(Extracts from a graphics dataset)
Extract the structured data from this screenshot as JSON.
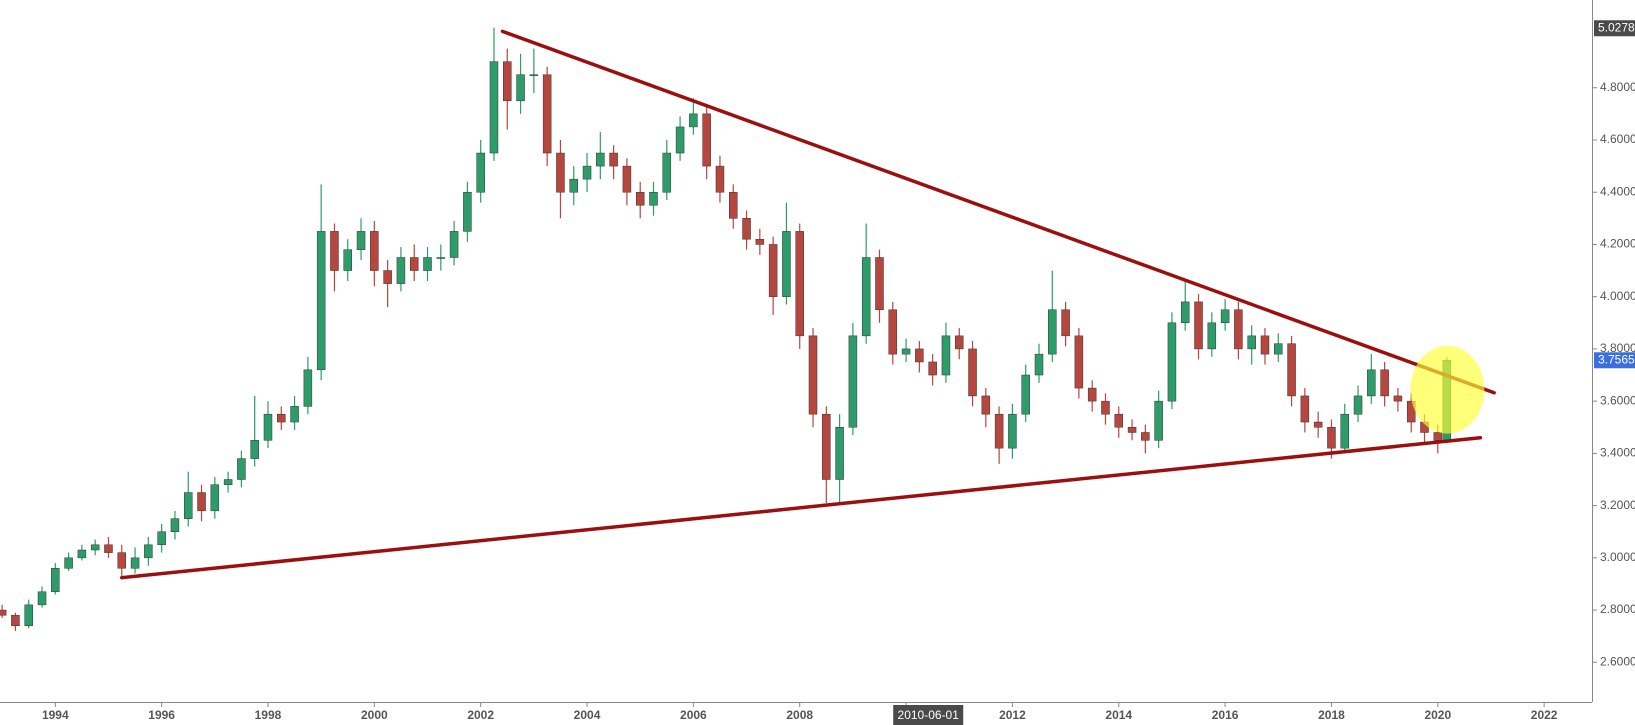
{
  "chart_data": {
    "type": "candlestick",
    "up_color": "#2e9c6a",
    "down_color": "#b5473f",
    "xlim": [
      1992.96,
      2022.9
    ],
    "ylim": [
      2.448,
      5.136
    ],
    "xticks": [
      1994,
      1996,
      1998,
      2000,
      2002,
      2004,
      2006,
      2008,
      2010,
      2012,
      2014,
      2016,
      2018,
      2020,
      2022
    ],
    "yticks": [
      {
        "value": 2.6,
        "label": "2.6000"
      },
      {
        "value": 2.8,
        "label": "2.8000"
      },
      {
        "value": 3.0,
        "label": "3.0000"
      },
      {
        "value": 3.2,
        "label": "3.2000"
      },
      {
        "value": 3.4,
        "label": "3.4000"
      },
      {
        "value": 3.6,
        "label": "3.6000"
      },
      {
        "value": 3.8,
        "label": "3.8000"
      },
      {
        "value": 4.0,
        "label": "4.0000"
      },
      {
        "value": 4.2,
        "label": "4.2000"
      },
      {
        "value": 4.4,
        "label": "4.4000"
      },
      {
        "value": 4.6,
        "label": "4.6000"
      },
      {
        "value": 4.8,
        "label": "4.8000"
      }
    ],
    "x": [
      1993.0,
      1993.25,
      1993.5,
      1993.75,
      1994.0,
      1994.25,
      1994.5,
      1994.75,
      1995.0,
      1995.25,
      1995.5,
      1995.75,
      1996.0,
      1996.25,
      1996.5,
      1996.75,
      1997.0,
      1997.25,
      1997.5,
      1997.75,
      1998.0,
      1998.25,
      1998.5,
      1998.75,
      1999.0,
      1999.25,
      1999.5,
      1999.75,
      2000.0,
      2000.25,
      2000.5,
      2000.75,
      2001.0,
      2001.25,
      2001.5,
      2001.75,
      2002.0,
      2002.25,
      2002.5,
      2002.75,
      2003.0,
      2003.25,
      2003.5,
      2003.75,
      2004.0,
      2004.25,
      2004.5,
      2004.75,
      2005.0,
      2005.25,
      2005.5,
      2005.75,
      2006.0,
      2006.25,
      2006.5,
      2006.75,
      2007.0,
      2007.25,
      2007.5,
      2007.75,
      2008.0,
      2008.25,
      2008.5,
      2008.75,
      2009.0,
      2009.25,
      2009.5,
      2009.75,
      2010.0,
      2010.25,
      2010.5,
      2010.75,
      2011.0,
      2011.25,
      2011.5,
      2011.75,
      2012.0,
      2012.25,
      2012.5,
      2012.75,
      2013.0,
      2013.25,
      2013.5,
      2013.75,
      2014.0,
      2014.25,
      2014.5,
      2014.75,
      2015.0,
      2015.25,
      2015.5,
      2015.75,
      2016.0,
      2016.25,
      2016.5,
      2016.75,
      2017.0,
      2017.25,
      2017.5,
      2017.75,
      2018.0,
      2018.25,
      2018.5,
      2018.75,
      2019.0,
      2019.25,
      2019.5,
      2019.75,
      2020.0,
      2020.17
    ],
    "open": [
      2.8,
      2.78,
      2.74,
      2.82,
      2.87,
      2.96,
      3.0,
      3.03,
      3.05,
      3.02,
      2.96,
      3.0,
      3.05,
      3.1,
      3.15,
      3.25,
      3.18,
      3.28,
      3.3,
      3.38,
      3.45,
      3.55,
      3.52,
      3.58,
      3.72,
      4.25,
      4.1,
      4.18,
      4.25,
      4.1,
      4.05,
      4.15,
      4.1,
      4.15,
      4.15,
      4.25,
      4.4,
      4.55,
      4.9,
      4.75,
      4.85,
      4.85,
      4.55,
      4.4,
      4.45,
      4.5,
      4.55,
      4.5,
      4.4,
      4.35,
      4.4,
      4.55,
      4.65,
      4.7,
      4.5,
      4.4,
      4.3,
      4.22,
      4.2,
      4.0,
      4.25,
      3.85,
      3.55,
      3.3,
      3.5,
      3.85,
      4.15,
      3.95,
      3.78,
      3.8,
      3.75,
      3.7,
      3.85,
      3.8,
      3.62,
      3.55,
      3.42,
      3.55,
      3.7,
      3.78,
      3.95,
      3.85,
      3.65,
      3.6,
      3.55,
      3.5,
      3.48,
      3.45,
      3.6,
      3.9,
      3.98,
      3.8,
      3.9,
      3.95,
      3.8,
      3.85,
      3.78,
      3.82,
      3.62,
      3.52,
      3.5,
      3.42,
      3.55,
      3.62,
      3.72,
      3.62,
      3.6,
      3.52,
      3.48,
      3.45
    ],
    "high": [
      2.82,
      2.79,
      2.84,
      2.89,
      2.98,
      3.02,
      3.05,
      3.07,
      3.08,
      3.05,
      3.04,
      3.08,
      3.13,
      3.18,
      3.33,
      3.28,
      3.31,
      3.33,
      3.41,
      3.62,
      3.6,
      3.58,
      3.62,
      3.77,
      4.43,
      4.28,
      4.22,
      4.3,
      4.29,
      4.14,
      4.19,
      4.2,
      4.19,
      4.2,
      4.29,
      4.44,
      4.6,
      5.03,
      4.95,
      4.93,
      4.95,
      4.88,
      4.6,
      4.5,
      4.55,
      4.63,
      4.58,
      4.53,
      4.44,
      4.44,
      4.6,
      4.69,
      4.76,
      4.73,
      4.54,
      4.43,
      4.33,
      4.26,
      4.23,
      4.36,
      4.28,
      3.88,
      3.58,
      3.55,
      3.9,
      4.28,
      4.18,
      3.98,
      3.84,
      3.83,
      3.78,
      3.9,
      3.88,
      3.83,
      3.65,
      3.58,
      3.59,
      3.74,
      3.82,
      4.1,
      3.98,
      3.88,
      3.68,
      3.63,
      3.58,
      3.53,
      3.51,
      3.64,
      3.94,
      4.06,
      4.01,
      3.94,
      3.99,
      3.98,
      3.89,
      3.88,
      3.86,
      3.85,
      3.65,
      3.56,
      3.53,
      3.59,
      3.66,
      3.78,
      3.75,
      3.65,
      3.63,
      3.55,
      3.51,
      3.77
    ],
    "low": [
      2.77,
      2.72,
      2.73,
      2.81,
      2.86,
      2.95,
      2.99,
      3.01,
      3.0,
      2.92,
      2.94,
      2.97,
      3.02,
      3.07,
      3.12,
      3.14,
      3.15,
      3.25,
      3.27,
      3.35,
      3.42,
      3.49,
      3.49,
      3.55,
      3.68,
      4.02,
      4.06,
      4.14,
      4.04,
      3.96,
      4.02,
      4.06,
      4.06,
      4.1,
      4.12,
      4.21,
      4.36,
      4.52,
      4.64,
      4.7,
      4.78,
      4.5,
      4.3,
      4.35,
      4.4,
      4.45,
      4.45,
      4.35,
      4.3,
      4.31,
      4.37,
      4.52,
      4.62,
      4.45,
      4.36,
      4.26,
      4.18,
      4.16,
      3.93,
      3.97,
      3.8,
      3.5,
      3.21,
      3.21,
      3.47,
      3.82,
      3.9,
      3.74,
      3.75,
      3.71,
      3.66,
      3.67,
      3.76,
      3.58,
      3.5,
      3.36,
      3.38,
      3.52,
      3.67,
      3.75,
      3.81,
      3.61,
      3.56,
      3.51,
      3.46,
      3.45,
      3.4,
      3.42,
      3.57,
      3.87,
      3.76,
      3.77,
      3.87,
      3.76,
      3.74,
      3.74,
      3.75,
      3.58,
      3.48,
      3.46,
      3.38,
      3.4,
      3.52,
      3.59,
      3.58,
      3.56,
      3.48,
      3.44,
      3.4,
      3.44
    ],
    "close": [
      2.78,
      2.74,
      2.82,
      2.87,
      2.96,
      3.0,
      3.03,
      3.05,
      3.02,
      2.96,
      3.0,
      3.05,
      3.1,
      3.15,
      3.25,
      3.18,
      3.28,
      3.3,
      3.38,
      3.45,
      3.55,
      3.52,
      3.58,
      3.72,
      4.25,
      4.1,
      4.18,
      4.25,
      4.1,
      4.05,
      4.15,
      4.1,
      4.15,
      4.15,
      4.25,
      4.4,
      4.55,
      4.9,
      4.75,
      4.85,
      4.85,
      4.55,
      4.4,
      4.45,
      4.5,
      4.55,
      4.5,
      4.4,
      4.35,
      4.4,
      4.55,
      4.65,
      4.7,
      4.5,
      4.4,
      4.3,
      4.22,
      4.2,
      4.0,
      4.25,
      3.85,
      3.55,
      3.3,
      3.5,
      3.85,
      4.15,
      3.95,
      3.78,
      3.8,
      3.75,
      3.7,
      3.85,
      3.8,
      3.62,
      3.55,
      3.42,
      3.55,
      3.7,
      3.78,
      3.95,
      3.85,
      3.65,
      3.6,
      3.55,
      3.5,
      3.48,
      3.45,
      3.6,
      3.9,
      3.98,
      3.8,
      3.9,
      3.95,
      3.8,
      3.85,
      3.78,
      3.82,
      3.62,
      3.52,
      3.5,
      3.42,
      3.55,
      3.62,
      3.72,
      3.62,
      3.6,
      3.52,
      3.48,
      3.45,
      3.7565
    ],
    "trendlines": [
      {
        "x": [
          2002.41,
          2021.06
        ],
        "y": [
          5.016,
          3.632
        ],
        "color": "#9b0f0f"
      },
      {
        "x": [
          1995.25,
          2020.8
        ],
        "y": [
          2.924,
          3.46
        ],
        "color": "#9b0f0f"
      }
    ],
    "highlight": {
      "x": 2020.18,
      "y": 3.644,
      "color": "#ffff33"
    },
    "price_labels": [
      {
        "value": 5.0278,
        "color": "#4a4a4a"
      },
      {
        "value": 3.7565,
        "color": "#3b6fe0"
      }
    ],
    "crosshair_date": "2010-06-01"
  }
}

* * *

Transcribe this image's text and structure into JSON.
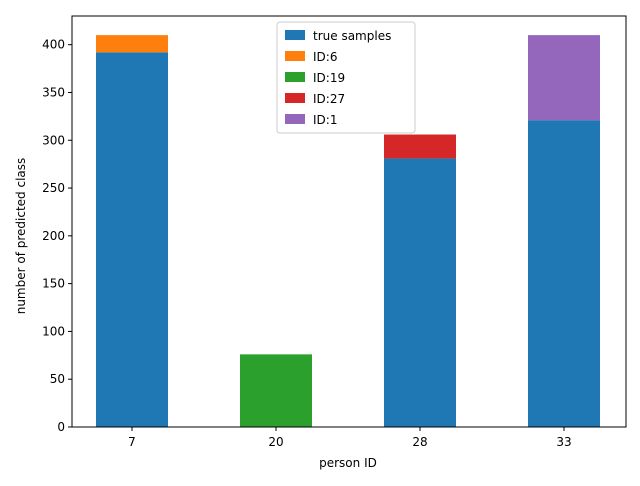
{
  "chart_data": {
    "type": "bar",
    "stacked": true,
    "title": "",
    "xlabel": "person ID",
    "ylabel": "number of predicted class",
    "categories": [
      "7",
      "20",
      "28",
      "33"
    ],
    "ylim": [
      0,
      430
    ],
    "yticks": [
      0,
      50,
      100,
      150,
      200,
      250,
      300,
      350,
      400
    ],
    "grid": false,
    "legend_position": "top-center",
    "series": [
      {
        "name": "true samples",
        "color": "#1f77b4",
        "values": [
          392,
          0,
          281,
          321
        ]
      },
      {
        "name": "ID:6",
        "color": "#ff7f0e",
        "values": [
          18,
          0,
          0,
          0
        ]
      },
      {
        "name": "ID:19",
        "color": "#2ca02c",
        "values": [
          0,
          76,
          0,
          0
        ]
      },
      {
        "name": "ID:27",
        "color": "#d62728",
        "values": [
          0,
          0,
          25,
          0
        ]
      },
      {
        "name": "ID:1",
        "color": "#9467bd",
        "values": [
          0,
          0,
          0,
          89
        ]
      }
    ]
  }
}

-- Exercise task --
Give the number of lines in the records that contain the string "JSON", with no other output.

-- Solution --
2